**WHAT IS EXPECTED**
Render the data below as a Markdown table with the columns "Row" and "Line", from its first line through the line containing "point — [388, 239, 398, 248]", and skip any blank lines.

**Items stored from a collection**
+---+
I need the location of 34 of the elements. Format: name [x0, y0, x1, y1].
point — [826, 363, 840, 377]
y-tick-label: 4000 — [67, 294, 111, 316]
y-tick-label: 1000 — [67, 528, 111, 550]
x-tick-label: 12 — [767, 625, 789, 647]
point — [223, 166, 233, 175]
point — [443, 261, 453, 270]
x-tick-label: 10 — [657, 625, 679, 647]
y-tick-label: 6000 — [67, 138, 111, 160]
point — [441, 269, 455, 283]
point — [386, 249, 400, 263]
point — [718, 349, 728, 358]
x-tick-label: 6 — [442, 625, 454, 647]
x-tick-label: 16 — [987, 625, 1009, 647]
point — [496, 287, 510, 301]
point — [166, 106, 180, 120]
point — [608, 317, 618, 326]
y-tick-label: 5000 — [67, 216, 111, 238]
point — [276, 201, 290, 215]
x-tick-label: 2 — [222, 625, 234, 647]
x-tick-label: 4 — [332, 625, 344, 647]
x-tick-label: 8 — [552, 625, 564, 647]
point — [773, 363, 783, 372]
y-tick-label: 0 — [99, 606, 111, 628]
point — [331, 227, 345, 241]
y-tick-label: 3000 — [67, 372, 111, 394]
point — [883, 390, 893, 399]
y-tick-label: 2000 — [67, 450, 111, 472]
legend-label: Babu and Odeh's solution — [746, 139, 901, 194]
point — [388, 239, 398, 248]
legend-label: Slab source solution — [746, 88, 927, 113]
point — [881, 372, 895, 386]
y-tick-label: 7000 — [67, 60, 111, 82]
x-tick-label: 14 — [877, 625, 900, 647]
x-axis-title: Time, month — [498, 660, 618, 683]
+---+
**FINAL RESULT**
| Row | Line |
|---|---|
| 1 | I need the location of 34 of the elements. Format: name [x0, y0, x1, y1]. |
| 2 | point — [826, 363, 840, 377] |
| 3 | y-tick-label: 4000 — [67, 294, 111, 316] |
| 4 | y-tick-label: 1000 — [67, 528, 111, 550] |
| 5 | x-tick-label: 12 — [767, 625, 789, 647] |
| 6 | point — [223, 166, 233, 175] |
| 7 | point — [443, 261, 453, 270] |
| 8 | x-tick-label: 10 — [657, 625, 679, 647] |
| 9 | y-tick-label: 6000 — [67, 138, 111, 160] |
| 10 | point — [441, 269, 455, 283] |
| 11 | point — [386, 249, 400, 263] |
| 12 | point — [718, 349, 728, 358] |
| 13 | x-tick-label: 6 — [442, 625, 454, 647] |
| 14 | x-tick-label: 16 — [987, 625, 1009, 647] |
| 15 | point — [496, 287, 510, 301] |
| 16 | point — [166, 106, 180, 120] |
| 17 | point — [608, 317, 618, 326] |
| 18 | y-tick-label: 5000 — [67, 216, 111, 238] |
| 19 | point — [276, 201, 290, 215] |
| 20 | x-tick-label: 2 — [222, 625, 234, 647] |
| 21 | x-tick-label: 4 — [332, 625, 344, 647] |
| 22 | x-tick-label: 8 — [552, 625, 564, 647] |
| 23 | point — [773, 363, 783, 372] |
| 24 | y-tick-label: 0 — [99, 606, 111, 628] |
| 25 | point — [331, 227, 345, 241] |
| 26 | y-tick-label: 3000 — [67, 372, 111, 394] |
| 27 | point — [883, 390, 893, 399] |
| 28 | y-tick-label: 2000 — [67, 450, 111, 472] |
| 29 | legend-label: Babu and Odeh's solution — [746, 139, 901, 194] |
| 30 | point — [388, 239, 398, 248] |